(Stored items)
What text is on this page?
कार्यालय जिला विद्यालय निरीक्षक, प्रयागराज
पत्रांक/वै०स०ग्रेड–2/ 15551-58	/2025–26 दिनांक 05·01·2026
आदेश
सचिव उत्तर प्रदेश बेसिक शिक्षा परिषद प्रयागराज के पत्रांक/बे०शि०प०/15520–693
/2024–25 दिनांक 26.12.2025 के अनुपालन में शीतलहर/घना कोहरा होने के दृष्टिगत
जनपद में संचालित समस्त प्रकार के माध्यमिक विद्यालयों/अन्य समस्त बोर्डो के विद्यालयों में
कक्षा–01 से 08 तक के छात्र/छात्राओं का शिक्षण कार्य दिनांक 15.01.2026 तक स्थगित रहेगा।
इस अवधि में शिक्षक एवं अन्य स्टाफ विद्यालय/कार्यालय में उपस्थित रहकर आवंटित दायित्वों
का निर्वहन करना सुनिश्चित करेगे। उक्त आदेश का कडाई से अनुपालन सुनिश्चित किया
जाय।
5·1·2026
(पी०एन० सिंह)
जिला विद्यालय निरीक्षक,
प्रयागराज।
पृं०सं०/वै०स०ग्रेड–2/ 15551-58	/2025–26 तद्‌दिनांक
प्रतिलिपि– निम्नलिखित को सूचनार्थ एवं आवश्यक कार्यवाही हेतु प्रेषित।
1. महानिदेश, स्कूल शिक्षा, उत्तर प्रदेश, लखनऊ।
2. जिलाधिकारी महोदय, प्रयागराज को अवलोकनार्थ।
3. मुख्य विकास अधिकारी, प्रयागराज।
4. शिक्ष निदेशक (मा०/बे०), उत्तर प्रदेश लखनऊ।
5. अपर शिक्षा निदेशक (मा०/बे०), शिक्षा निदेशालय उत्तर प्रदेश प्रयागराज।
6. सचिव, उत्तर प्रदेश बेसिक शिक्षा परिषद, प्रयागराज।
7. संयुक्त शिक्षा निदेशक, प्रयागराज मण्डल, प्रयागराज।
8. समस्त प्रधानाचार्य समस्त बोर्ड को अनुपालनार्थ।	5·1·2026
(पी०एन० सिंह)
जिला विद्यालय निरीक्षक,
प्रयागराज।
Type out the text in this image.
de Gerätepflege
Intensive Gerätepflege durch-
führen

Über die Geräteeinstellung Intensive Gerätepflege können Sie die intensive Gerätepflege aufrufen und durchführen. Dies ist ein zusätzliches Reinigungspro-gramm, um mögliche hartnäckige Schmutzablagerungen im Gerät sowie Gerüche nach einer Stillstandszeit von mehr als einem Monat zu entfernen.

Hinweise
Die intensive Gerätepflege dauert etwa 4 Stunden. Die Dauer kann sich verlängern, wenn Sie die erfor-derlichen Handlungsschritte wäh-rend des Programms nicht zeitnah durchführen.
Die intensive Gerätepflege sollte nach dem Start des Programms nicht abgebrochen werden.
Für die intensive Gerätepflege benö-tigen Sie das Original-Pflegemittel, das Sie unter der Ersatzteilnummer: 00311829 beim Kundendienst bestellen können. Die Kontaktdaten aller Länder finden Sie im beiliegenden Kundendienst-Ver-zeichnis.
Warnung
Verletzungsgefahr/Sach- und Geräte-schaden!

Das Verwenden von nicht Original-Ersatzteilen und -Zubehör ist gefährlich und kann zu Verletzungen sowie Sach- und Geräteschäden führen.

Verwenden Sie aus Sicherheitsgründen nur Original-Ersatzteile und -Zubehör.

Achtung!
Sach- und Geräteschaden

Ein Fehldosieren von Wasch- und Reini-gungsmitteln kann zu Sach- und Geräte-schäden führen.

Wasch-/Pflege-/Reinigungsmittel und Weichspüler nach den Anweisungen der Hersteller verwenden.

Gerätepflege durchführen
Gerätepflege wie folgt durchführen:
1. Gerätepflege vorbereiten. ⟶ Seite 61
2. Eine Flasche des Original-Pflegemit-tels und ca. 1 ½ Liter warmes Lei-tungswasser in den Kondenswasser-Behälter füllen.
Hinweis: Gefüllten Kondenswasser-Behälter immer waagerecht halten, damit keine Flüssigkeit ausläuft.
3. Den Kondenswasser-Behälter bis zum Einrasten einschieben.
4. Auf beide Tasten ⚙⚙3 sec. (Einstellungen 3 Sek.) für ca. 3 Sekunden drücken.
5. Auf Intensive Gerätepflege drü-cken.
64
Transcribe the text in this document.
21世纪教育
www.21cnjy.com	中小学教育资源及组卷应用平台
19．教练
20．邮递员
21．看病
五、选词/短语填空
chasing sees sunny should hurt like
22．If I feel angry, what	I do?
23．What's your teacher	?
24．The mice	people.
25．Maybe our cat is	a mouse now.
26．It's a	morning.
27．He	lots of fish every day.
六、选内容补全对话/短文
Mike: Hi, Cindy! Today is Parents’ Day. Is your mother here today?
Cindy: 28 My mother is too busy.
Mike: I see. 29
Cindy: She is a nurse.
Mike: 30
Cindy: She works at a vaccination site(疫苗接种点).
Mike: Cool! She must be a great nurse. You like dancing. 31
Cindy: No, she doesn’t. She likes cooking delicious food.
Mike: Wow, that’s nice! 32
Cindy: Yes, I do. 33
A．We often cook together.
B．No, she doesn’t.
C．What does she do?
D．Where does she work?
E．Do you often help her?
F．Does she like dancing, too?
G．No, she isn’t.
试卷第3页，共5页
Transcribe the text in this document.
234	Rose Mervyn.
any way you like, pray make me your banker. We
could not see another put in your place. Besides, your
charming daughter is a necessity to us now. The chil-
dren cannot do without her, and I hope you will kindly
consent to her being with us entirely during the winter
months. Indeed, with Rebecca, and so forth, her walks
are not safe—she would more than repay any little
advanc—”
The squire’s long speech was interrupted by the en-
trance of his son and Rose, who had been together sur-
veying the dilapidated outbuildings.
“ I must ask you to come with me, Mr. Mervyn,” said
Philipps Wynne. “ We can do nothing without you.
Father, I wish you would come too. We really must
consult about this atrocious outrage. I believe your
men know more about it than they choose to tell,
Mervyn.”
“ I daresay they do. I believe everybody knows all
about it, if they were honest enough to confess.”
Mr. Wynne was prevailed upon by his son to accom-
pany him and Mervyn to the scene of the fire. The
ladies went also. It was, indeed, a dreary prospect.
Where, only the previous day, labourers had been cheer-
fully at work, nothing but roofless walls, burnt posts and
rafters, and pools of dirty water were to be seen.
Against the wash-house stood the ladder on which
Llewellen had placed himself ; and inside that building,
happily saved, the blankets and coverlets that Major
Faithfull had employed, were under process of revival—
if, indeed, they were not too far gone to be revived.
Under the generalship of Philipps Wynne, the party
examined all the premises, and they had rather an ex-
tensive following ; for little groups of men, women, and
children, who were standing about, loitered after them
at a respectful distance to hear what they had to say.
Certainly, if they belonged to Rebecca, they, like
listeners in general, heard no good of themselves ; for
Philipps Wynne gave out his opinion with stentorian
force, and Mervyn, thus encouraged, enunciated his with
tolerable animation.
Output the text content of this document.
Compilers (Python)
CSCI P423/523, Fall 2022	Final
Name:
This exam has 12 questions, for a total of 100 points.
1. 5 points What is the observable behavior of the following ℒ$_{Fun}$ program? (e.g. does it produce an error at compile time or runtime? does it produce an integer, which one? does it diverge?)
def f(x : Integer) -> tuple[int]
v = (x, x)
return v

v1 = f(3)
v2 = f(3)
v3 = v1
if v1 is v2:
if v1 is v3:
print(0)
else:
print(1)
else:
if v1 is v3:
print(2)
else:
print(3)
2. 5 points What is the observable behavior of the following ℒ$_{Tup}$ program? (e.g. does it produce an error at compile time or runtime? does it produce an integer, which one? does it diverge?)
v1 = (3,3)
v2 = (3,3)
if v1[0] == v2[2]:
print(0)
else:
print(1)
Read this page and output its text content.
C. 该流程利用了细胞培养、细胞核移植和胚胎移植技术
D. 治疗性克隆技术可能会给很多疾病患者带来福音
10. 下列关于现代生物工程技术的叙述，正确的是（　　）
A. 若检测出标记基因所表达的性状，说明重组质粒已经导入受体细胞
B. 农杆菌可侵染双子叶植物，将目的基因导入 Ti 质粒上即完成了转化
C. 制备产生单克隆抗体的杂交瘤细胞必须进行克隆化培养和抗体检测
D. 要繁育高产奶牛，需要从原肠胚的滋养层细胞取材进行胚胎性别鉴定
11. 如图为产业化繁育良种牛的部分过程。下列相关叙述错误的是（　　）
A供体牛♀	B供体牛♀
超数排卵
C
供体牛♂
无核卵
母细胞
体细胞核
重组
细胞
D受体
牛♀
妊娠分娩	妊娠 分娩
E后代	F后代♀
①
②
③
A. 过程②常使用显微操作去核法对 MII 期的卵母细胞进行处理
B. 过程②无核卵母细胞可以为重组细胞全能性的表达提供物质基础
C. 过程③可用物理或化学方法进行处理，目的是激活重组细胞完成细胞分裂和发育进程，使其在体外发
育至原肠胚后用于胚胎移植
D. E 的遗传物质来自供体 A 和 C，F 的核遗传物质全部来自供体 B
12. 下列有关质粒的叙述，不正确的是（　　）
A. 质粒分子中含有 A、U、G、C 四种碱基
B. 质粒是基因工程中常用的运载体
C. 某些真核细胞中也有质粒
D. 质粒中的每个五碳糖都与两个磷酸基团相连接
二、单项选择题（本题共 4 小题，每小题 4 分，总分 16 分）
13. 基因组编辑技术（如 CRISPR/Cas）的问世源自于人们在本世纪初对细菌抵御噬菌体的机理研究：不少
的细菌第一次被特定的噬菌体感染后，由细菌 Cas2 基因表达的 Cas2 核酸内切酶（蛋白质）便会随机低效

- _What the task asks_
In the listing above, find each line with the word "text" and copy it.

- _The result_
What text is on this page?
Type out the text in this image.
Transcribe the text in this document.
Transcribe the text in this document.
Output the text content of this document.
Read this page and output its text content.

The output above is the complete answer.